▶ Passage shown:
%%

One important thing to note here is just how American this book is – more noticeably than many of the others I’ve read. The author is American, and it’s one of the most personal Object Lesson I’ve read, so the narrow focus flows from that. Which is not inherently a problem – American voting is a fascinating / appalling thing to view from afar. What is… let’s say disconcerting is the way the book is written without acknowledging that it is, functionally, entirely aimed at an American audience. Does anywhere else vote on its judges? The local equivalent of district attorneys or sheriffs? Maybe they do, but nonetheless – that shit’s wild. Plus all the state vs federal laws, not to mention the college system OMG. Thus much of what the author says is not automatically applicable to my experience, and I would guess not to the experience of many other people around the world. (This comment also reflects that I had not carefully read the blurb, so partly this is on me.)
I will fight for compulsory voting.
(Note: it’s actually not compulsory to vote. It’s compulsory to get enrolled; then it’s compulsory to choose between a fine ($100) or rocking up at the election and having your name marked off. No one compels you to mark a ballot and put it in the box.)

%%

▶ Work required: Reproduce the entire review excerpt on voting above, word for word and with its punctuation unchanged.

▶ Data:

%%

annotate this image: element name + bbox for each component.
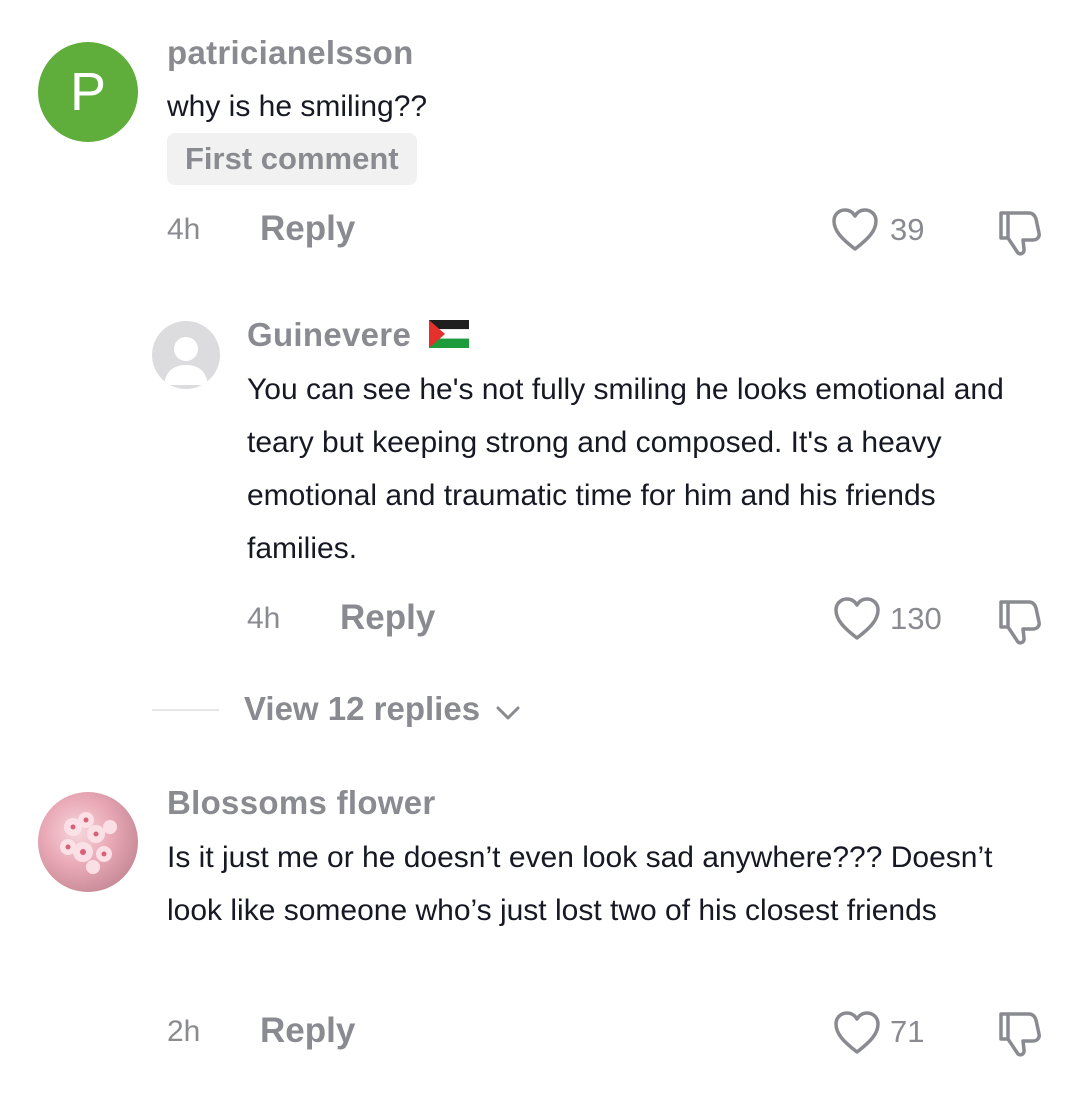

%%

▶ Task answer:
One important thing to note here is just how American this book is – more noticeably than many of the others I’ve read. The author is American, and it’s one of the most personal Object Lesson I’ve read, so the narrow focus flows from that. Which is not inherently a problem – American voting is a fascinating / appalling thing to view from afar. What is… let’s say disconcerting is the way the book is written without acknowledging that it is, functionally, entirely aimed at an American audience. Does anywhere else vote on its judges? The local equivalent of district attorneys or sheriffs? Maybe they do, but nonetheless – that shit’s wild. Plus all the state vs federal laws, not to mention the college system OMG. Thus much of what the author says is not automatically applicable to my experience, and I would guess not to the experience of many other people around the world. (This comment also reflects that I had not carefully read the blurb, so partly this is on me.)
I will fight for compulsory voting.
(Note: it’s actually not compulsory to vote. It’s compulsory to get enrolled; then it’s compulsory to choose between a fine ($100) or rocking up at the election and having your name marked off. No one compels you to mark a ballot and put it in the box.)